## AIM
Copy out each line of the material in which the word "point" appears.

## SOURCE RECORDS
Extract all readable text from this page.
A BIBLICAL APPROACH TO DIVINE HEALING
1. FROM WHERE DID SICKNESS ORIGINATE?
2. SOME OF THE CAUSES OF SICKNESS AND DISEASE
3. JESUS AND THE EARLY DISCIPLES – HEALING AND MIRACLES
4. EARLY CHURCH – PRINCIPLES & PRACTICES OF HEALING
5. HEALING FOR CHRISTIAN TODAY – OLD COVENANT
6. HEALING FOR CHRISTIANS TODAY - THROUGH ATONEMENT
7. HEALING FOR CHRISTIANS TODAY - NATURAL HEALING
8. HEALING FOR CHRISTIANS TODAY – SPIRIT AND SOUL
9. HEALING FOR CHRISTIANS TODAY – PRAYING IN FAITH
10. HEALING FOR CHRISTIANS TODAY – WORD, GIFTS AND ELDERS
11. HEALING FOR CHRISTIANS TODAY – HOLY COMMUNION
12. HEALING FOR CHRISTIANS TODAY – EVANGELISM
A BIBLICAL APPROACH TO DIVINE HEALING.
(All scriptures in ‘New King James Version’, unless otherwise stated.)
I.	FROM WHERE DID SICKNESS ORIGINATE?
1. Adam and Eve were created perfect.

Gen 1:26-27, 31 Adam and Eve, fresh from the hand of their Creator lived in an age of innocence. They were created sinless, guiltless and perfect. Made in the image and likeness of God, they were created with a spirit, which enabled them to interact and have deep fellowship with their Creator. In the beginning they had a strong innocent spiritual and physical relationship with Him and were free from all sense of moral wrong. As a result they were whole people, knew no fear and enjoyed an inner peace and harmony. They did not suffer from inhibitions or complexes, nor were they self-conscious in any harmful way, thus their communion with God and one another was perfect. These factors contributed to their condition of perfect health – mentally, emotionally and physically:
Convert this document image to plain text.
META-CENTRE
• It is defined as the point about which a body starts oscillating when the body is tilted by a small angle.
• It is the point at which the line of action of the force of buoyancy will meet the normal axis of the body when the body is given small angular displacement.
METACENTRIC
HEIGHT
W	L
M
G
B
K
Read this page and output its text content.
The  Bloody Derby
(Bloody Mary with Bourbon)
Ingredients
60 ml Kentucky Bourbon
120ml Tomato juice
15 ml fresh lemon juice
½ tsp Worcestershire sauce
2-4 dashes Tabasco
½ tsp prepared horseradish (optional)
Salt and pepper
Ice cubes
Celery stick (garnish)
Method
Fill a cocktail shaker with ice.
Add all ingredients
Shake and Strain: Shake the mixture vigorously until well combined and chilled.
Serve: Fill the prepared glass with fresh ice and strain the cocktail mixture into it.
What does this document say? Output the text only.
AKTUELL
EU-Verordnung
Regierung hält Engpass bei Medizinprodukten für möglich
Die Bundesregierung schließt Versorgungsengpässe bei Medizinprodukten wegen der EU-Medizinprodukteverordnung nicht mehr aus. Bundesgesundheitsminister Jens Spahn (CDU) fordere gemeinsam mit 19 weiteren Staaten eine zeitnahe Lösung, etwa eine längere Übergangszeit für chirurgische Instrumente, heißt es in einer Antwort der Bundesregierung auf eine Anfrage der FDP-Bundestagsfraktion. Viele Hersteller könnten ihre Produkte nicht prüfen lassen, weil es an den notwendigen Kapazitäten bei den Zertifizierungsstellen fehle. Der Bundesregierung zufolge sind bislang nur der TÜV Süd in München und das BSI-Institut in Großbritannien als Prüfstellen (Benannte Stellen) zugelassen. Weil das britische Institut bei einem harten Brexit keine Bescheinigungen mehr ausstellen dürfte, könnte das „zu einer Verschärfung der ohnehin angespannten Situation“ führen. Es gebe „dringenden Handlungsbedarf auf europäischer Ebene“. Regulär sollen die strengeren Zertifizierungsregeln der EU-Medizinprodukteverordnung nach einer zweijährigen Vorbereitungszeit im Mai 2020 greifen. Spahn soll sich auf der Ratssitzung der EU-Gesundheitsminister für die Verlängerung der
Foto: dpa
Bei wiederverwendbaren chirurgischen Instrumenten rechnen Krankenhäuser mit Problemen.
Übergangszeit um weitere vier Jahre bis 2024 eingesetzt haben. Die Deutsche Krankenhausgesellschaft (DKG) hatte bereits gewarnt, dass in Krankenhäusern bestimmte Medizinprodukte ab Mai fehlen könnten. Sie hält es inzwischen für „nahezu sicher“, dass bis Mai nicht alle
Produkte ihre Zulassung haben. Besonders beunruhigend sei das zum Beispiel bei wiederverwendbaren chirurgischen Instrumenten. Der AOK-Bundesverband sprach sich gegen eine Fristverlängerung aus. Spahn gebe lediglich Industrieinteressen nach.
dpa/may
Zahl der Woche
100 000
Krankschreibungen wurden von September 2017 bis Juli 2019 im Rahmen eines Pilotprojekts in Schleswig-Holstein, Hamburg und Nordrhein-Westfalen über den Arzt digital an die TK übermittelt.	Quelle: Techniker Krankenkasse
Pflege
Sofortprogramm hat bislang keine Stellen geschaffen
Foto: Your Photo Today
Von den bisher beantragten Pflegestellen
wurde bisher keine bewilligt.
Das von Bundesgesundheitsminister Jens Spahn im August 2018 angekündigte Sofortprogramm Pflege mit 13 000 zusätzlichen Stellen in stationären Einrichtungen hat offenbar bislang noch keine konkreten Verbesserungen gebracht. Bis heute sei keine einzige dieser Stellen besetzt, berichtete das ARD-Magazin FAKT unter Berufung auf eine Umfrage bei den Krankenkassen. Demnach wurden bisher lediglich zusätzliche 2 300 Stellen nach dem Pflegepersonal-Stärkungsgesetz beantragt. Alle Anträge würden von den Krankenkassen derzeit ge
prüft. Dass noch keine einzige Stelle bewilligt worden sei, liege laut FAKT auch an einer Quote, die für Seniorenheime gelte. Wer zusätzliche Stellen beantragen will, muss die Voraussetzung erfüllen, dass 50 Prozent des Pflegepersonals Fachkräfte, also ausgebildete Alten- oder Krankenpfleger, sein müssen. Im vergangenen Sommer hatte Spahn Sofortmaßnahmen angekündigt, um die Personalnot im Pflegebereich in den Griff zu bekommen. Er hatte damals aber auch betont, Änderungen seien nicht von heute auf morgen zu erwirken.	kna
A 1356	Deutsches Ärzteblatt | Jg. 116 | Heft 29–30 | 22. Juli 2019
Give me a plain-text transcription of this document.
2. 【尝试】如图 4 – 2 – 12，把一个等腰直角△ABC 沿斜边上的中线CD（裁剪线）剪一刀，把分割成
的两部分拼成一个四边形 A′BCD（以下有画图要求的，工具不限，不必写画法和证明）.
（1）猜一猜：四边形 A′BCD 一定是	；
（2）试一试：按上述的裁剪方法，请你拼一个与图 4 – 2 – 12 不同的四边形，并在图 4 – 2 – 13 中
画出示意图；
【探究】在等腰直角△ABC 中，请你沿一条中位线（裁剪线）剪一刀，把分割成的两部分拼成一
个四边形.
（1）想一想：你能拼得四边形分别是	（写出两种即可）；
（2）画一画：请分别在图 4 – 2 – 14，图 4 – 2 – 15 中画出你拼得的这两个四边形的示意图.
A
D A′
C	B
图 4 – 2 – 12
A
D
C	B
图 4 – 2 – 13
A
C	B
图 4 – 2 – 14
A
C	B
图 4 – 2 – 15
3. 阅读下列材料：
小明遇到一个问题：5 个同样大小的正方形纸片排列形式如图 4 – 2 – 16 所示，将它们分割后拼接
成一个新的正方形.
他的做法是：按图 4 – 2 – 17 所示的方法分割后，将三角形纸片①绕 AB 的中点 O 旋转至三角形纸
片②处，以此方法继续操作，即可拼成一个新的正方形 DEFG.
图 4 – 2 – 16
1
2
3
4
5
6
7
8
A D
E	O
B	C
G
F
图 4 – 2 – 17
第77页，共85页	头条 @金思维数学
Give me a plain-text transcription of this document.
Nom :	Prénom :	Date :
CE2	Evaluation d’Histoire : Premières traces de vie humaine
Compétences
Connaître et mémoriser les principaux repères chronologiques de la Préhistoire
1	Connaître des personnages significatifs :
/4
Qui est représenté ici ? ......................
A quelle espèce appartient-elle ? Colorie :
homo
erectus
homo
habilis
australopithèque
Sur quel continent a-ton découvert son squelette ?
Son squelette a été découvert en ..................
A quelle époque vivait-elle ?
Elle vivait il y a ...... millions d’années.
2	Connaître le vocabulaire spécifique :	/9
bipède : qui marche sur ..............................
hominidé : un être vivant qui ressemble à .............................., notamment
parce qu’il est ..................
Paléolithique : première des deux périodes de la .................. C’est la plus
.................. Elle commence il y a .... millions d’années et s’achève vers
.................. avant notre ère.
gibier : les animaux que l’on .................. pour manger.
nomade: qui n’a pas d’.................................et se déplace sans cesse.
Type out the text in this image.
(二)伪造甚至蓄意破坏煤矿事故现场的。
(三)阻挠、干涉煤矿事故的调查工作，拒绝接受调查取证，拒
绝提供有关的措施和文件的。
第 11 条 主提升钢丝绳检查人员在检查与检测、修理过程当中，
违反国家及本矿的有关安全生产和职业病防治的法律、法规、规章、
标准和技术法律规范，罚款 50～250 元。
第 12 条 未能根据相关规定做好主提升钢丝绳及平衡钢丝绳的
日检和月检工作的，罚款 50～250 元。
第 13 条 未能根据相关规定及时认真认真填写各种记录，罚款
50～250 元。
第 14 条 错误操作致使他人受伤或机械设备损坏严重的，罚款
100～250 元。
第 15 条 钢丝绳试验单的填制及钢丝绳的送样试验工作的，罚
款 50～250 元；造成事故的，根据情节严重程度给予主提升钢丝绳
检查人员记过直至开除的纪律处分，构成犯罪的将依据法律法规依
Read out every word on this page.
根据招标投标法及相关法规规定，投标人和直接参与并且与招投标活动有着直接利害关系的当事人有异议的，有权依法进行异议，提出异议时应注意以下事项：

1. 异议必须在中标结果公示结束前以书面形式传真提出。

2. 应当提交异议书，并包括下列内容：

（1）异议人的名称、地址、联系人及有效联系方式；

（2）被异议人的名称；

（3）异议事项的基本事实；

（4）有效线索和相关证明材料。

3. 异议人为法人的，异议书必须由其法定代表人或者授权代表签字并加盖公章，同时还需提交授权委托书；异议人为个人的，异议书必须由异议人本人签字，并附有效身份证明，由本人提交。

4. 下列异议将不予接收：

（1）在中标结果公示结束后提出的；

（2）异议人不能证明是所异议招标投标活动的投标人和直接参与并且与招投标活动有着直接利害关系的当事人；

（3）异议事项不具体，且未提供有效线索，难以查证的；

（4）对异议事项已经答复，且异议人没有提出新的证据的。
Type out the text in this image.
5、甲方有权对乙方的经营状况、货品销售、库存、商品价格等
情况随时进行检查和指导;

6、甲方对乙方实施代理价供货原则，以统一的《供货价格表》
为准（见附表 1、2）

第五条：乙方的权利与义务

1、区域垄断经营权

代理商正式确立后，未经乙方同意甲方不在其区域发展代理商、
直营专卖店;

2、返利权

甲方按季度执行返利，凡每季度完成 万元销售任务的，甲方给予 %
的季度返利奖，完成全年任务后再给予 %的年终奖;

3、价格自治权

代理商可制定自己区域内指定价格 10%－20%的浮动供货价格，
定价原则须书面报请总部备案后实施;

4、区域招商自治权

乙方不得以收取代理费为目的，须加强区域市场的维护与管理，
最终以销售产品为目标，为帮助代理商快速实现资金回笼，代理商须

## RESPONSE TO THE EXERCISE
• It is defined as the point about which a body starts oscillating when the body is tilted by a small angle.
• It is the point at which the line of action of the force of buoyancy will meet the normal axis of the body when the body is given small angular displacement.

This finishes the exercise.